Directions
All the records that follow need to be reproduced exactly. Omit the images.
--------
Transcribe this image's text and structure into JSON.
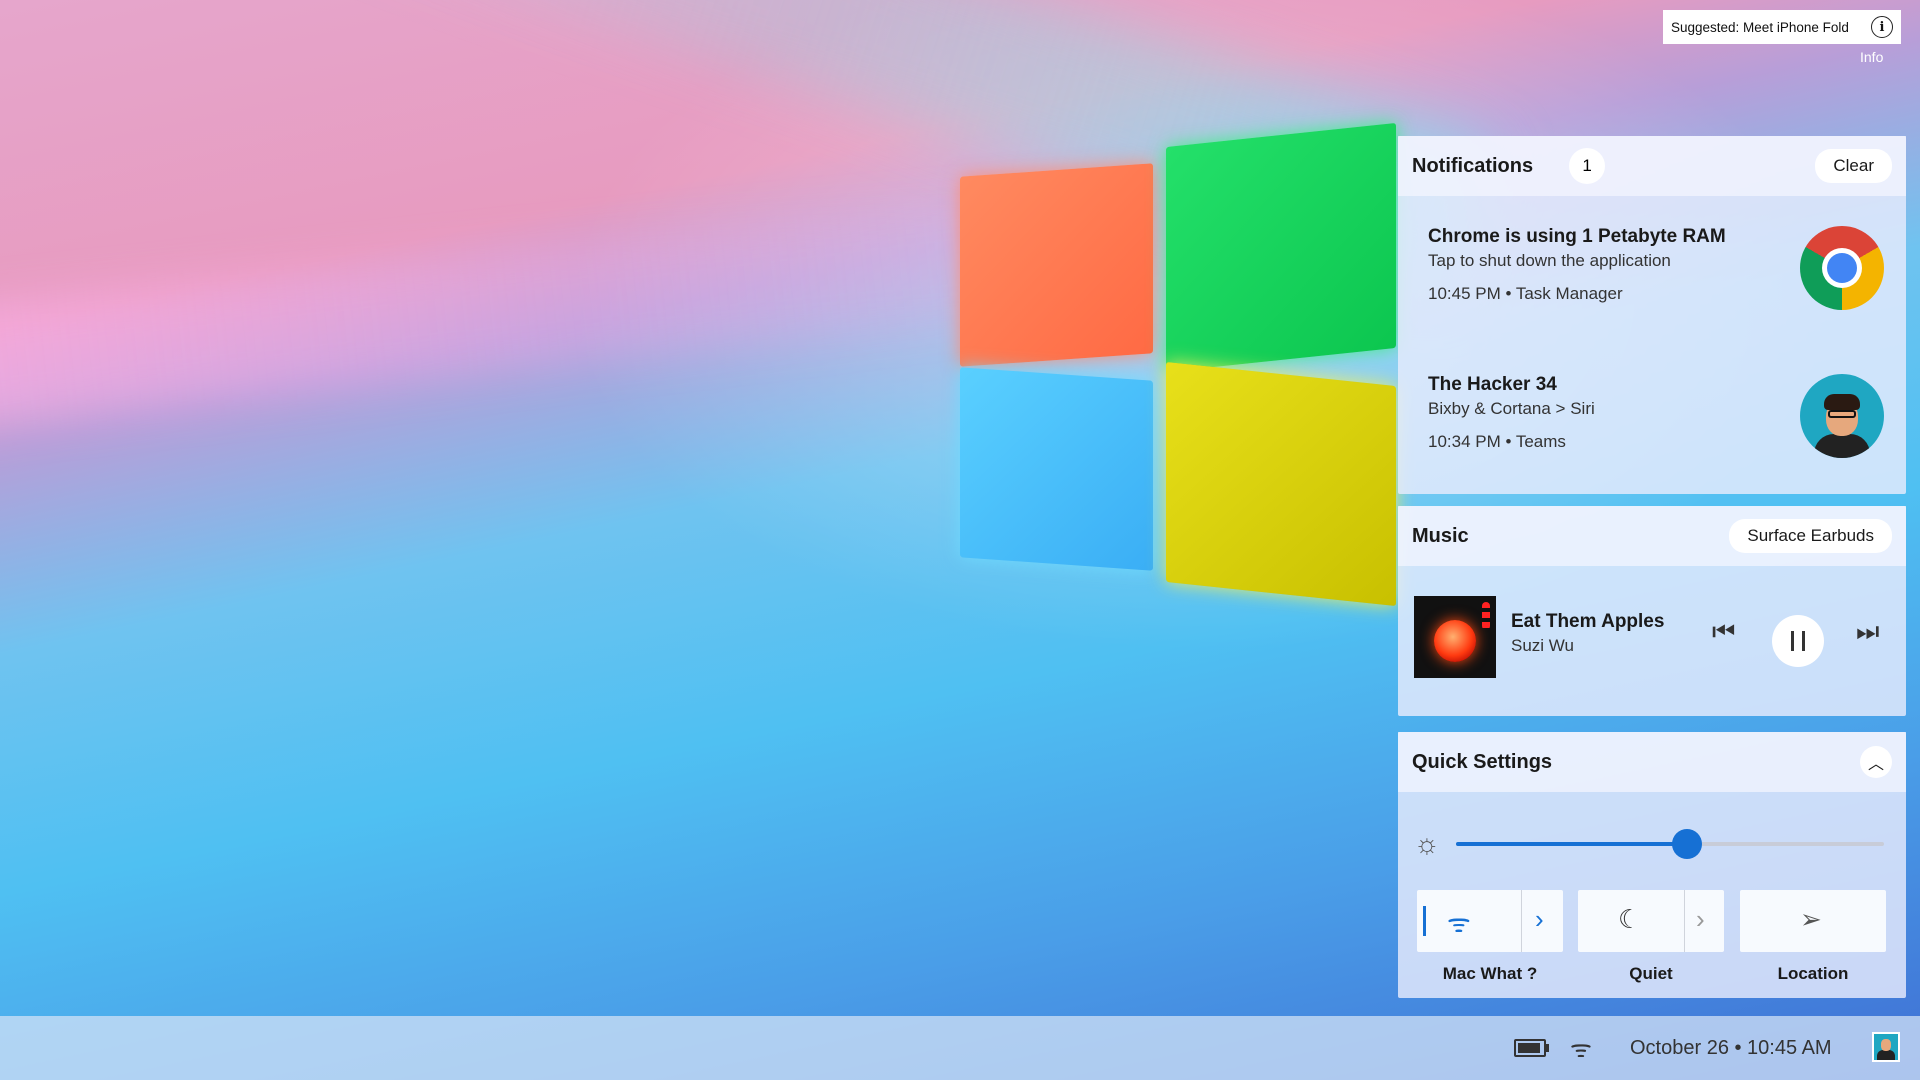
{
  "suggestion": {
    "text": "Suggested: Meet iPhone Fold",
    "info_label": "Info",
    "info_icon": "info-circle-icon"
  },
  "notifications": {
    "title": "Notifications",
    "count": "1",
    "clear_label": "Clear",
    "items": [
      {
        "title": "Chrome is using 1 Petabyte RAM",
        "subtitle": "Tap to shut down the application",
        "meta": "10:45 PM • Task Manager",
        "icon": "chrome-icon"
      },
      {
        "title": "The Hacker 34",
        "subtitle": "Bixby & Cortana > Siri",
        "meta": "10:34 PM • Teams",
        "icon": "avatar-icon"
      }
    ]
  },
  "music": {
    "title": "Music",
    "device": "Surface Earbuds",
    "song": "Eat Them Apples",
    "artist": "Suzi Wu",
    "state": "playing"
  },
  "quick_settings": {
    "title": "Quick Settings",
    "brightness": 0.54,
    "accent_color": "#1670d4",
    "tiles": [
      {
        "label": "Mac What ?",
        "icon": "wifi-icon",
        "active": true
      },
      {
        "label": "Quiet",
        "icon": "moon-icon",
        "active": false
      },
      {
        "label": "Location",
        "icon": "location-arrow-icon",
        "active": false
      }
    ]
  },
  "taskbar": {
    "clock": "October 26 • 10:45 AM",
    "icons": [
      "battery-icon",
      "wifi-icon",
      "user-avatar-icon"
    ]
  }
}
--------
Correct output
Transcribe this image's text and structure into JSON.
{
  "suggestion": {
    "text": "Suggested: Meet iPhone Fold",
    "info_label": "Info",
    "info_icon": "info-circle-icon"
  },
  "notifications": {
    "title": "Notifications",
    "count": "1",
    "clear_label": "Clear",
    "items": [
      {
        "title": "Chrome is using 1 Petabyte RAM",
        "subtitle": "Tap to shut down the application",
        "meta": "10:45 PM • Task Manager",
        "icon": "chrome-icon"
      },
      {
        "title": "The Hacker 34",
        "subtitle": "Bixby & Cortana > Siri",
        "meta": "10:34 PM • Teams",
        "icon": "avatar-icon"
      }
    ]
  },
  "music": {
    "title": "Music",
    "device": "Surface Earbuds",
    "song": "Eat Them Apples",
    "artist": "Suzi Wu",
    "state": "playing"
  },
  "quick_settings": {
    "title": "Quick Settings",
    "brightness": 0.54,
    "accent_color": "#1670d4",
    "tiles": [
      {
        "label": "Mac What ?",
        "icon": "wifi-icon",
        "active": true
      },
      {
        "label": "Quiet",
        "icon": "moon-icon",
        "active": false
      },
      {
        "label": "Location",
        "icon": "location-arrow-icon",
        "active": false
      }
    ]
  },
  "taskbar": {
    "clock": "October 26 • 10:45 AM",
    "icons": [
      "battery-icon",
      "wifi-icon",
      "user-avatar-icon"
    ]
  }
}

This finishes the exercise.